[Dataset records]
╔══
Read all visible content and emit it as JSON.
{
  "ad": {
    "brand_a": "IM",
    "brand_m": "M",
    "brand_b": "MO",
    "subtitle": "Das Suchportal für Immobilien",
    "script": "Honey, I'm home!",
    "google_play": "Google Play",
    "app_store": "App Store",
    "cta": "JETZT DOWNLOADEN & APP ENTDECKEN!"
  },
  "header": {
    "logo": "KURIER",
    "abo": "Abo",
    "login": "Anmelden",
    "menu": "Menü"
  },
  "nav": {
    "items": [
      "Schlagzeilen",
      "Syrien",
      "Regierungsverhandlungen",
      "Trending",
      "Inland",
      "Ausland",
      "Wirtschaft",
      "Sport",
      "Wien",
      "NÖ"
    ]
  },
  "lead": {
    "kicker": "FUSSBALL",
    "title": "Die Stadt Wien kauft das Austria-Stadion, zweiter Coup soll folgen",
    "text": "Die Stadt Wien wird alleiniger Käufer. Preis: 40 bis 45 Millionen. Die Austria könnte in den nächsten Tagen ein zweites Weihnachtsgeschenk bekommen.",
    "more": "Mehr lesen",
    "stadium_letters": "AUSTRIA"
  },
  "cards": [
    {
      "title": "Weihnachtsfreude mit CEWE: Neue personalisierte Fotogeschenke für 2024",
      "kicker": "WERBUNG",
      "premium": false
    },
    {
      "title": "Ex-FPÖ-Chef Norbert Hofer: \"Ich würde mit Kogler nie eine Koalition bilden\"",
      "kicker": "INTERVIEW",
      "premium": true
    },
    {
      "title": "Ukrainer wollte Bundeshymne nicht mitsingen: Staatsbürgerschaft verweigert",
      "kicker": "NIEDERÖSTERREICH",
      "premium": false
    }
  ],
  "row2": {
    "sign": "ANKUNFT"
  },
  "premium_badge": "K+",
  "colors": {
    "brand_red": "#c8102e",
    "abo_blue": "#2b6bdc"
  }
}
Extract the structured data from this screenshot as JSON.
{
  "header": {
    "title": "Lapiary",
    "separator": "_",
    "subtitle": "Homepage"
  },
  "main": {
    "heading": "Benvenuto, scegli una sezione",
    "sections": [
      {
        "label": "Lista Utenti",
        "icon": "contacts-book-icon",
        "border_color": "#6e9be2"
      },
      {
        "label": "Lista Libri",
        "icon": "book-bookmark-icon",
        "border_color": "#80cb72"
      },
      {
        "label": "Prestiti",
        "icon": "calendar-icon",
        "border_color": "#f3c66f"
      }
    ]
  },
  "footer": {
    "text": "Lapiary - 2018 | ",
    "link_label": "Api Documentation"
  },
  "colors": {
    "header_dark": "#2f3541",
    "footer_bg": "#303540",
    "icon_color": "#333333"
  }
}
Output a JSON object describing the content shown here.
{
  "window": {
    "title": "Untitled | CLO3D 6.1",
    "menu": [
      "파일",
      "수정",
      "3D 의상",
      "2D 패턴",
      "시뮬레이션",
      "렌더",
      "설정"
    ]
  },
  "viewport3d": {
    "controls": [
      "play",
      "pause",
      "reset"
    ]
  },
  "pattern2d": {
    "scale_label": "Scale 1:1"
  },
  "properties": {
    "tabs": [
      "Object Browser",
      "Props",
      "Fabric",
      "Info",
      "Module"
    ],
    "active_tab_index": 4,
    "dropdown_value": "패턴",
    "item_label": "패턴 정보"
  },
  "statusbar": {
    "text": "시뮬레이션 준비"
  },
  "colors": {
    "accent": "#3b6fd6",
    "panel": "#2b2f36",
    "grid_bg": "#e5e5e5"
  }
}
╚══
:: GOAL ::
Would you reproduce the material above in full, exactly as given?

:: RIGHT ANSWER ::
Read all visible content and emit it as JSON.
{
  "ad": {
    "brand_a": "IM",
    "brand_m": "M",
    "brand_b": "MO",
    "subtitle": "Das Suchportal für Immobilien",
    "script": "Honey, I'm home!",
    "google_play": "Google Play",
    "app_store": "App Store",
    "cta": "JETZT DOWNLOADEN & APP ENTDECKEN!"
  },
  "header": {
    "logo": "KURIER",
    "abo": "Abo",
    "login": "Anmelden",
    "menu": "Menü"
  },
  "nav": {
    "items": [
      "Schlagzeilen",
      "Syrien",
      "Regierungsverhandlungen",
      "Trending",
      "Inland",
      "Ausland",
      "Wirtschaft",
      "Sport",
      "Wien",
      "NÖ"
    ]
  },
  "lead": {
    "kicker": "FUSSBALL",
    "title": "Die Stadt Wien kauft das Austria-Stadion, zweiter Coup soll folgen",
    "text": "Die Stadt Wien wird alleiniger Käufer. Preis: 40 bis 45 Millionen. Die Austria könnte in den nächsten Tagen ein zweites Weihnachtsgeschenk bekommen.",
    "more": "Mehr lesen",
    "stadium_letters": "AUSTRIA"
  },
  "cards": [
    {
      "title": "Weihnachtsfreude mit CEWE: Neue personalisierte Fotogeschenke für 2024",
      "kicker": "WERBUNG",
      "premium": false
    },
    {
      "title": "Ex-FPÖ-Chef Norbert Hofer: \"Ich würde mit Kogler nie eine Koalition bilden\"",
      "kicker": "INTERVIEW",
      "premium": true
    },
    {
      "title": "Ukrainer wollte Bundeshymne nicht mitsingen: Staatsbürgerschaft verweigert",
      "kicker": "NIEDERÖSTERREICH",
      "premium": false
    }
  ],
  "row2": {
    "sign": "ANKUNFT"
  },
  "premium_badge": "K+",
  "colors": {
    "brand_red": "#c8102e",
    "abo_blue": "#2b6bdc"
  }
}
Extract the structured data from this screenshot as JSON.
{
  "header": {
    "title": "Lapiary",
    "separator": "_",
    "subtitle": "Homepage"
  },
  "main": {
    "heading": "Benvenuto, scegli una sezione",
    "sections": [
      {
        "label": "Lista Utenti",
        "icon": "contacts-book-icon",
        "border_color": "#6e9be2"
      },
      {
        "label": "Lista Libri",
        "icon": "book-bookmark-icon",
        "border_color": "#80cb72"
      },
      {
        "label": "Prestiti",
        "icon": "calendar-icon",
        "border_color": "#f3c66f"
      }
    ]
  },
  "footer": {
    "text": "Lapiary - 2018 | ",
    "link_label": "Api Documentation"
  },
  "colors": {
    "header_dark": "#2f3541",
    "footer_bg": "#303540",
    "icon_color": "#333333"
  }
}
Output a JSON object describing the content shown here.
{
  "window": {
    "title": "Untitled | CLO3D 6.1",
    "menu": [
      "파일",
      "수정",
      "3D 의상",
      "2D 패턴",
      "시뮬레이션",
      "렌더",
      "설정"
    ]
  },
  "viewport3d": {
    "controls": [
      "play",
      "pause",
      "reset"
    ]
  },
  "pattern2d": {
    "scale_label": "Scale 1:1"
  },
  "properties": {
    "tabs": [
      "Object Browser",
      "Props",
      "Fabric",
      "Info",
      "Module"
    ],
    "active_tab_index": 4,
    "dropdown_value": "패턴",
    "item_label": "패턴 정보"
  },
  "statusbar": {
    "text": "시뮬레이션 준비"
  },
  "colors": {
    "accent": "#3b6fd6",
    "panel": "#2b2f36",
    "grid_bg": "#e5e5e5"
  }
}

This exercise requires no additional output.